-- START Excerpted records --

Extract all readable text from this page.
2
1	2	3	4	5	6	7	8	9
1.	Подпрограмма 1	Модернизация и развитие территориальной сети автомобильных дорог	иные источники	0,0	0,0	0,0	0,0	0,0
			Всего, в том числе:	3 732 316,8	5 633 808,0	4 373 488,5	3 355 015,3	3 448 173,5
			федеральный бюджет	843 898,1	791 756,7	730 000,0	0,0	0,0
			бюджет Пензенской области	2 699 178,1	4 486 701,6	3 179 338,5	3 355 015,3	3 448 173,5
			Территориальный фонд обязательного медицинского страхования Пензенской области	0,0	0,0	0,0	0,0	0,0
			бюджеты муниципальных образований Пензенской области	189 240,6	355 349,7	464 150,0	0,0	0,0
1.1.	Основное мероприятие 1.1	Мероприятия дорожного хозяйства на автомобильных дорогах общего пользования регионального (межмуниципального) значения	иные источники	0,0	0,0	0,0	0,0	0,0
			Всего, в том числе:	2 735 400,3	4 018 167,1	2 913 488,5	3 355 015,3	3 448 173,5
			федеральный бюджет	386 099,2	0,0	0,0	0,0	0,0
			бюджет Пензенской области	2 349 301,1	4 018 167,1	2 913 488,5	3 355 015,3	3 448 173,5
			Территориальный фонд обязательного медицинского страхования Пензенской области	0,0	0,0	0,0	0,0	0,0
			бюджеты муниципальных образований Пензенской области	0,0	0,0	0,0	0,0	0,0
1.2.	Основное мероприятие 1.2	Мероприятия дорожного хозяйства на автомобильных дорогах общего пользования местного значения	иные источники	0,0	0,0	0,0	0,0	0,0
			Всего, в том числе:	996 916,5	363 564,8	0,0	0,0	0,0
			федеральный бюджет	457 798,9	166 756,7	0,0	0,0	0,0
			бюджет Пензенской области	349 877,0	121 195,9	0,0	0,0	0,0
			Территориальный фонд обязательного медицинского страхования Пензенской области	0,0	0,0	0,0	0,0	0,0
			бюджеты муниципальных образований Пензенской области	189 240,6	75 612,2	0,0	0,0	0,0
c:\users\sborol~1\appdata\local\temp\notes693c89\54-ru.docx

-- END Excerpted records --

Exercise objective: Retype all the material above precisely, with no line left out.

Written reply:
Extract all readable text from this page.
2
1	2	3	4	5	6	7	8	9
1.	Подпрограмма 1	Модернизация и развитие территориальной сети автомобильных дорог	иные источники	0,0	0,0	0,0	0,0	0,0
			Всего, в том числе:	3 732 316,8	5 633 808,0	4 373 488,5	3 355 015,3	3 448 173,5
			федеральный бюджет	843 898,1	791 756,7	730 000,0	0,0	0,0
			бюджет Пензенской области	2 699 178,1	4 486 701,6	3 179 338,5	3 355 015,3	3 448 173,5
			Территориальный фонд обязательного медицинского страхования Пензенской области	0,0	0,0	0,0	0,0	0,0
			бюджеты муниципальных образований Пензенской области	189 240,6	355 349,7	464 150,0	0,0	0,0
1.1.	Основное мероприятие 1.1	Мероприятия дорожного хозяйства на автомобильных дорогах общего пользования регионального (межмуниципального) значения	иные источники	0,0	0,0	0,0	0,0	0,0
			Всего, в том числе:	2 735 400,3	4 018 167,1	2 913 488,5	3 355 015,3	3 448 173,5
			федеральный бюджет	386 099,2	0,0	0,0	0,0	0,0
			бюджет Пензенской области	2 349 301,1	4 018 167,1	2 913 488,5	3 355 015,3	3 448 173,5
			Территориальный фонд обязательного медицинского страхования Пензенской области	0,0	0,0	0,0	0,0	0,0
			бюджеты муниципальных образований Пензенской области	0,0	0,0	0,0	0,0	0,0
1.2.	Основное мероприятие 1.2	Мероприятия дорожного хозяйства на автомобильных дорогах общего пользования местного значения	иные источники	0,0	0,0	0,0	0,0	0,0
			Всего, в том числе:	996 916,5	363 564,8	0,0	0,0	0,0
			федеральный бюджет	457 798,9	166 756,7	0,0	0,0	0,0
			бюджет Пензенской области	349 877,0	121 195,9	0,0	0,0	0,0
			Территориальный фонд обязательного медицинского страхования Пензенской области	0,0	0,0	0,0	0,0	0,0
			бюджеты муниципальных образований Пензенской области	189 240,6	75 612,2	0,0	0,0	0,0
c:\users\sborol~1\appdata\local\temp\notes693c89\54-ru.docx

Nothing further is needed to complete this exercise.